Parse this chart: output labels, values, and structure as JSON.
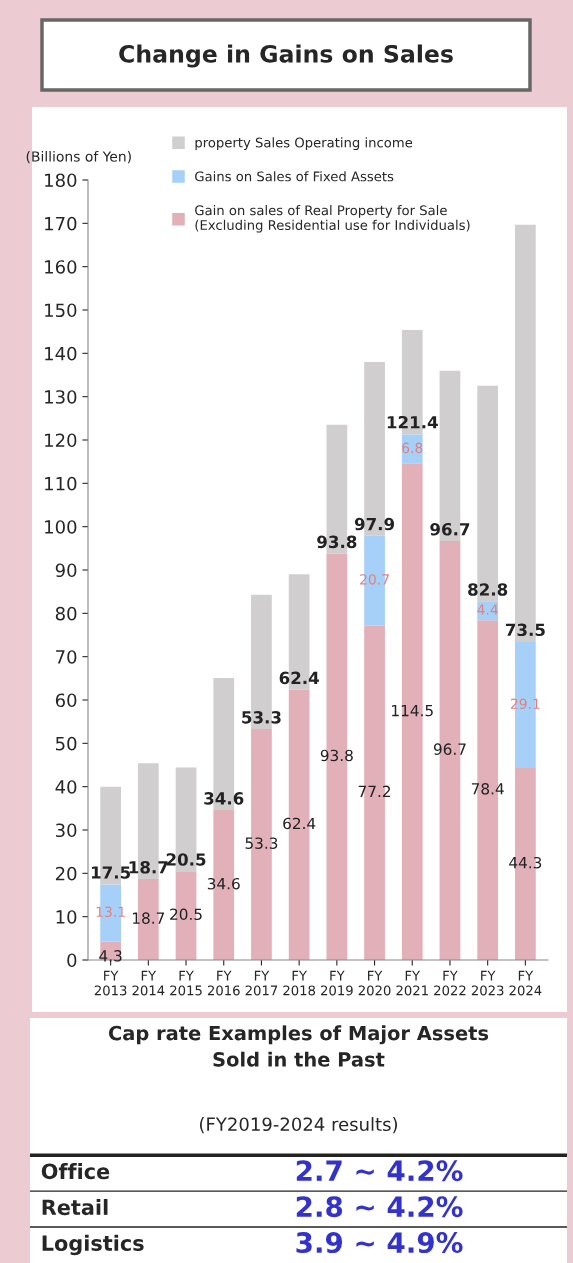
{
  "chart_data": [
    {
      "type": "bar",
      "title": "Change in Gains on Sales",
      "ylabel": "(Billions of Yen)",
      "stacked": true,
      "legend": "top",
      "categories": [
        "FY\n2013",
        "FY\n2014",
        "FY\n2015",
        "FY\n2016",
        "FY\n2017",
        "FY\n2018",
        "FY\n2019",
        "FY\n2020",
        "FY\n2021",
        "FY\n2022",
        "FY\n2023",
        "FY\n2024"
      ],
      "series": [
        {
          "name": "Gain on sales of Real Property for Sale\n(Excluding Residential use for Individuals)",
          "color": "#e2b0b8",
          "values": [
            4.3,
            18.7,
            20.5,
            34.6,
            53.3,
            62.4,
            93.8,
            77.2,
            114.5,
            96.7,
            78.4,
            44.3
          ],
          "value_labels": [
            "4.3",
            "18.7",
            "20.5",
            "34.6",
            "53.3",
            "62.4",
            "93.8",
            "77.2",
            "114.5",
            "96.7",
            "78.4",
            "44.3"
          ]
        },
        {
          "name": "Gains on Sales of Fixed Assets",
          "color": "#a6d0f7",
          "values": [
            13.1,
            0,
            0,
            0,
            0,
            0,
            0,
            20.7,
            6.8,
            0,
            4.4,
            29.1
          ],
          "value_labels": [
            "13.1",
            null,
            null,
            null,
            null,
            null,
            null,
            "20.7",
            "6.8",
            null,
            "4.4",
            "29.1"
          ]
        },
        {
          "name": "property Sales Operating income",
          "color": "#d0cecf",
          "values": [
            22.6,
            26.7,
            23.9,
            30.5,
            31,
            26.6,
            29.7,
            40.1,
            24.1,
            39.3,
            49.7,
            96.3
          ]
        }
      ],
      "annotations": [
        {
          "text": "17.5",
          "x": "FY\n2013",
          "y": 17.5
        },
        {
          "text": "18.7",
          "x": "FY\n2014",
          "y": 18.7
        },
        {
          "text": "20.5",
          "x": "FY\n2015",
          "y": 20.5
        },
        {
          "text": "34.6",
          "x": "FY\n2016",
          "y": 34.6
        },
        {
          "text": "53.3",
          "x": "FY\n2017",
          "y": 53.3
        },
        {
          "text": "62.4",
          "x": "FY\n2018",
          "y": 62.4
        },
        {
          "text": "93.8",
          "x": "FY\n2019",
          "y": 93.8
        },
        {
          "text": "97.9",
          "x": "FY\n2020",
          "y": 97.9
        },
        {
          "text": "121.4",
          "x": "FY\n2021",
          "y": 121.4
        },
        {
          "text": "96.7",
          "x": "FY\n2022",
          "y": 96.7
        },
        {
          "text": "82.8",
          "x": "FY\n2023",
          "y": 82.8
        },
        {
          "text": "73.5",
          "x": "FY\n2024",
          "y": 73.5
        }
      ],
      "ylim": [
        0,
        180
      ],
      "yticks": [
        0,
        10,
        20,
        30,
        40,
        50,
        60,
        70,
        80,
        90,
        100,
        110,
        120,
        130,
        140,
        150,
        160,
        170,
        180
      ]
    },
    {
      "type": "other",
      "title": "Cap rate Examples of Major Assets\nSold in the Past",
      "subtitle": "(FY2019-2024 results)",
      "annotations": [
        "Office",
        "2.7 ~ 4.2%",
        "Retail",
        "2.8 ~ 4.2%",
        "Logistics",
        "3.9 ~ 4.9%"
      ]
    }
  ]
}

____

EXERCISE: Write out every line from the entries where "Gains" appears.

SOLUTION FOR THIS PROBLEM:
      "title": "Change in Gains on Sales",
          "name": "Gains on Sales of Fixed Assets",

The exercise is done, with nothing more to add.